> **Listed records**:
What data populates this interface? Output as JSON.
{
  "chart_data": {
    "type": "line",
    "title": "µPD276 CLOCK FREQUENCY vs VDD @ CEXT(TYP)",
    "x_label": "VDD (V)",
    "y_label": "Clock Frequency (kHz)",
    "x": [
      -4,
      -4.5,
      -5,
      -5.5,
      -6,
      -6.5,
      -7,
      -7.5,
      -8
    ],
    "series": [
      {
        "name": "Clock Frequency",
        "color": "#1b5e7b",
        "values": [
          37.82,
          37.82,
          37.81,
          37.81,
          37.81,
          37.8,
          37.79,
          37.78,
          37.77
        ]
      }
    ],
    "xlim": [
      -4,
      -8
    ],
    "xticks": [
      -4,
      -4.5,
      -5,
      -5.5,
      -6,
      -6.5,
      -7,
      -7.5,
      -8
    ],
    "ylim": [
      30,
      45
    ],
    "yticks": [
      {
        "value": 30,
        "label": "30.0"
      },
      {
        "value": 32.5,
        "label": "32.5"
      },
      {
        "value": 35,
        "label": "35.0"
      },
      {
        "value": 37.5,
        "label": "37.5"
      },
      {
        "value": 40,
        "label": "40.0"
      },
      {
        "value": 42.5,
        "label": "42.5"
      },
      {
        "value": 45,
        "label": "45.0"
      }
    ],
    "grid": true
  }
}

> **Goal of the exercise**:
Repeat every record, keeping each word and mark exactly as it is.

> **Correct output**:
What data populates this interface? Output as JSON.
{
  "chart_data": {
    "type": "line",
    "title": "µPD276 CLOCK FREQUENCY vs VDD @ CEXT(TYP)",
    "x_label": "VDD (V)",
    "y_label": "Clock Frequency (kHz)",
    "x": [
      -4,
      -4.5,
      -5,
      -5.5,
      -6,
      -6.5,
      -7,
      -7.5,
      -8
    ],
    "series": [
      {
        "name": "Clock Frequency",
        "color": "#1b5e7b",
        "values": [
          37.82,
          37.82,
          37.81,
          37.81,
          37.81,
          37.8,
          37.79,
          37.78,
          37.77
        ]
      }
    ],
    "xlim": [
      -4,
      -8
    ],
    "xticks": [
      -4,
      -4.5,
      -5,
      -5.5,
      -6,
      -6.5,
      -7,
      -7.5,
      -8
    ],
    "ylim": [
      30,
      45
    ],
    "yticks": [
      {
        "value": 30,
        "label": "30.0"
      },
      {
        "value": 32.5,
        "label": "32.5"
      },
      {
        "value": 35,
        "label": "35.0"
      },
      {
        "value": 37.5,
        "label": "37.5"
      },
      {
        "value": 40,
        "label": "40.0"
      },
      {
        "value": 42.5,
        "label": "42.5"
      },
      {
        "value": 45,
        "label": "45.0"
      }
    ],
    "grid": true
  }
}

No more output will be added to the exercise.